◆ THE EXERCISE ◆
Give back the entire listing verbatim.
####
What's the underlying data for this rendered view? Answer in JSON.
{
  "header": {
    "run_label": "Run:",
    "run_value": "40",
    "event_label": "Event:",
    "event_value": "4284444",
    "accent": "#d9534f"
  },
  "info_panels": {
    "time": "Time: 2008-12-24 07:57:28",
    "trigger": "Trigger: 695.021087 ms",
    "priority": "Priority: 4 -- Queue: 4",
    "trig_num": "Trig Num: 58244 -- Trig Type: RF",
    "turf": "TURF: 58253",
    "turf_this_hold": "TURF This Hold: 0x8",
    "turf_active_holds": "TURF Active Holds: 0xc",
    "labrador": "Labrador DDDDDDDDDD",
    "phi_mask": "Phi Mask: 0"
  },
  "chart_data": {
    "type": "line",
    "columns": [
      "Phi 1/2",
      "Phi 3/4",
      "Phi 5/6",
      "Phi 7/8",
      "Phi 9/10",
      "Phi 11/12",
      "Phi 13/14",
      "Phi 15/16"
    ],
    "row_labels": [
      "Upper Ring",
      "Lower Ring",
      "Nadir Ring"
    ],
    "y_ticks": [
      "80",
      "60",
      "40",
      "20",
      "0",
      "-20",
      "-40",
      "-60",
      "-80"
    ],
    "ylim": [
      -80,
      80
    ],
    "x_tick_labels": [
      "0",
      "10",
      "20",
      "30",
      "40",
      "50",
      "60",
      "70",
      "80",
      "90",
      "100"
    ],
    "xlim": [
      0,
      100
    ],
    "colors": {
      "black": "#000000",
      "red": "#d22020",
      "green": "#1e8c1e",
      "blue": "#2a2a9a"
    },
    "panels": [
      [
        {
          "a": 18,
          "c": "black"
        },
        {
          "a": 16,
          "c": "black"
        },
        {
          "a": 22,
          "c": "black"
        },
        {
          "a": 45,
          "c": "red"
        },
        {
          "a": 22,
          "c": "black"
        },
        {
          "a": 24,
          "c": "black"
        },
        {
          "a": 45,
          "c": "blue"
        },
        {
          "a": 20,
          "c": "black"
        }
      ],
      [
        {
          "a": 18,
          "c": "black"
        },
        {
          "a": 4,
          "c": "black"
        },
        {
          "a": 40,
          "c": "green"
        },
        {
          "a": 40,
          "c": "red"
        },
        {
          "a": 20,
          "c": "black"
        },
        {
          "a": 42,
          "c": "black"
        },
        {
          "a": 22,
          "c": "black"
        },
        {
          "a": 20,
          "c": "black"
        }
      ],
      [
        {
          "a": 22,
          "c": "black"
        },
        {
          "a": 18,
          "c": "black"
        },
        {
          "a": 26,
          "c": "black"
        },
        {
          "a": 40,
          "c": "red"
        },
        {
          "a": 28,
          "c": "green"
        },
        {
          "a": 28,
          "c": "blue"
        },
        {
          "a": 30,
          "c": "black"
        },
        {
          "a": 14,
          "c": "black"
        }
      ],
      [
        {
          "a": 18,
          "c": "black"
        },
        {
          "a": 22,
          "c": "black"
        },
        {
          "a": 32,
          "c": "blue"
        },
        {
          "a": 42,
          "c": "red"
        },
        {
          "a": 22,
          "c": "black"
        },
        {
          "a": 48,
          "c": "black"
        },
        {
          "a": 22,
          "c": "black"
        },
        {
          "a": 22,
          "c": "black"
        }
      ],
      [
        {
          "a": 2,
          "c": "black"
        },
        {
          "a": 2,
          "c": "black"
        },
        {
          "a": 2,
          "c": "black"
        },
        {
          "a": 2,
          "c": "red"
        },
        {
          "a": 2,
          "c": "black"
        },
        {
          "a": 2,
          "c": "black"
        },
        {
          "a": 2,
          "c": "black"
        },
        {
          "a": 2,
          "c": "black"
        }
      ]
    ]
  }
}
####
◆ OUTPUT FOR THIS TASK ◆
What's the underlying data for this rendered view? Answer in JSON.
{
  "header": {
    "run_label": "Run:",
    "run_value": "40",
    "event_label": "Event:",
    "event_value": "4284444",
    "accent": "#d9534f"
  },
  "info_panels": {
    "time": "Time: 2008-12-24 07:57:28",
    "trigger": "Trigger: 695.021087 ms",
    "priority": "Priority: 4 -- Queue: 4",
    "trig_num": "Trig Num: 58244 -- Trig Type: RF",
    "turf": "TURF: 58253",
    "turf_this_hold": "TURF This Hold: 0x8",
    "turf_active_holds": "TURF Active Holds: 0xc",
    "labrador": "Labrador DDDDDDDDDD",
    "phi_mask": "Phi Mask: 0"
  },
  "chart_data": {
    "type": "line",
    "columns": [
      "Phi 1/2",
      "Phi 3/4",
      "Phi 5/6",
      "Phi 7/8",
      "Phi 9/10",
      "Phi 11/12",
      "Phi 13/14",
      "Phi 15/16"
    ],
    "row_labels": [
      "Upper Ring",
      "Lower Ring",
      "Nadir Ring"
    ],
    "y_ticks": [
      "80",
      "60",
      "40",
      "20",
      "0",
      "-20",
      "-40",
      "-60",
      "-80"
    ],
    "ylim": [
      -80,
      80
    ],
    "x_tick_labels": [
      "0",
      "10",
      "20",
      "30",
      "40",
      "50",
      "60",
      "70",
      "80",
      "90",
      "100"
    ],
    "xlim": [
      0,
      100
    ],
    "colors": {
      "black": "#000000",
      "red": "#d22020",
      "green": "#1e8c1e",
      "blue": "#2a2a9a"
    },
    "panels": [
      [
        {
          "a": 18,
          "c": "black"
        },
        {
          "a": 16,
          "c": "black"
        },
        {
          "a": 22,
          "c": "black"
        },
        {
          "a": 45,
          "c": "red"
        },
        {
          "a": 22,
          "c": "black"
        },
        {
          "a": 24,
          "c": "black"
        },
        {
          "a": 45,
          "c": "blue"
        },
        {
          "a": 20,
          "c": "black"
        }
      ],
      [
        {
          "a": 18,
          "c": "black"
        },
        {
          "a": 4,
          "c": "black"
        },
        {
          "a": 40,
          "c": "green"
        },
        {
          "a": 40,
          "c": "red"
        },
        {
          "a": 20,
          "c": "black"
        },
        {
          "a": 42,
          "c": "black"
        },
        {
          "a": 22,
          "c": "black"
        },
        {
          "a": 20,
          "c": "black"
        }
      ],
      [
        {
          "a": 22,
          "c": "black"
        },
        {
          "a": 18,
          "c": "black"
        },
        {
          "a": 26,
          "c": "black"
        },
        {
          "a": 40,
          "c": "red"
        },
        {
          "a": 28,
          "c": "green"
        },
        {
          "a": 28,
          "c": "blue"
        },
        {
          "a": 30,
          "c": "black"
        },
        {
          "a": 14,
          "c": "black"
        }
      ],
      [
        {
          "a": 18,
          "c": "black"
        },
        {
          "a": 22,
          "c": "black"
        },
        {
          "a": 32,
          "c": "blue"
        },
        {
          "a": 42,
          "c": "red"
        },
        {
          "a": 22,
          "c": "black"
        },
        {
          "a": 48,
          "c": "black"
        },
        {
          "a": 22,
          "c": "black"
        },
        {
          "a": 22,
          "c": "black"
        }
      ],
      [
        {
          "a": 2,
          "c": "black"
        },
        {
          "a": 2,
          "c": "black"
        },
        {
          "a": 2,
          "c": "black"
        },
        {
          "a": 2,
          "c": "red"
        },
        {
          "a": 2,
          "c": "black"
        },
        {
          "a": 2,
          "c": "black"
        },
        {
          "a": 2,
          "c": "black"
        },
        {
          "a": 2,
          "c": "black"
        }
      ]
    ]
  }
}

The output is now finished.